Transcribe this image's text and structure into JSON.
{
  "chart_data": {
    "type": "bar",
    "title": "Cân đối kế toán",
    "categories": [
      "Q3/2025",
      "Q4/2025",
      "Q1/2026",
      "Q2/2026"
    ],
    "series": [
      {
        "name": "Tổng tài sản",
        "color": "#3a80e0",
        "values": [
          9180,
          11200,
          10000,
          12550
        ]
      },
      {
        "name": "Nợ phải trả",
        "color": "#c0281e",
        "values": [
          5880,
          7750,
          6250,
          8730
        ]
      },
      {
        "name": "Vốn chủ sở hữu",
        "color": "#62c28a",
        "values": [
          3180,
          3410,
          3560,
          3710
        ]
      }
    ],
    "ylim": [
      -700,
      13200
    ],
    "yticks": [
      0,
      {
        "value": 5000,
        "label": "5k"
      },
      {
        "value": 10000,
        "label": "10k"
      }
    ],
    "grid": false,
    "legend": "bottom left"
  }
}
◆ ◆ ◆ ◆ ◆
Reproduce the material precisely, including every line.

Transcribe this image's text and structure into JSON.
{
  "chart_data": {
    "type": "bar",
    "title": "Cân đối kế toán",
    "categories": [
      "Q3/2025",
      "Q4/2025",
      "Q1/2026",
      "Q2/2026"
    ],
    "series": [
      {
        "name": "Tổng tài sản",
        "color": "#3a80e0",
        "values": [
          9180,
          11200,
          10000,
          12550
        ]
      },
      {
        "name": "Nợ phải trả",
        "color": "#c0281e",
        "values": [
          5880,
          7750,
          6250,
          8730
        ]
      },
      {
        "name": "Vốn chủ sở hữu",
        "color": "#62c28a",
        "values": [
          3180,
          3410,
          3560,
          3710
        ]
      }
    ],
    "ylim": [
      -700,
      13200
    ],
    "yticks": [
      0,
      {
        "value": 5000,
        "label": "5k"
      },
      {
        "value": 10000,
        "label": "10k"
      }
    ],
    "grid": false,
    "legend": "bottom left"
  }
}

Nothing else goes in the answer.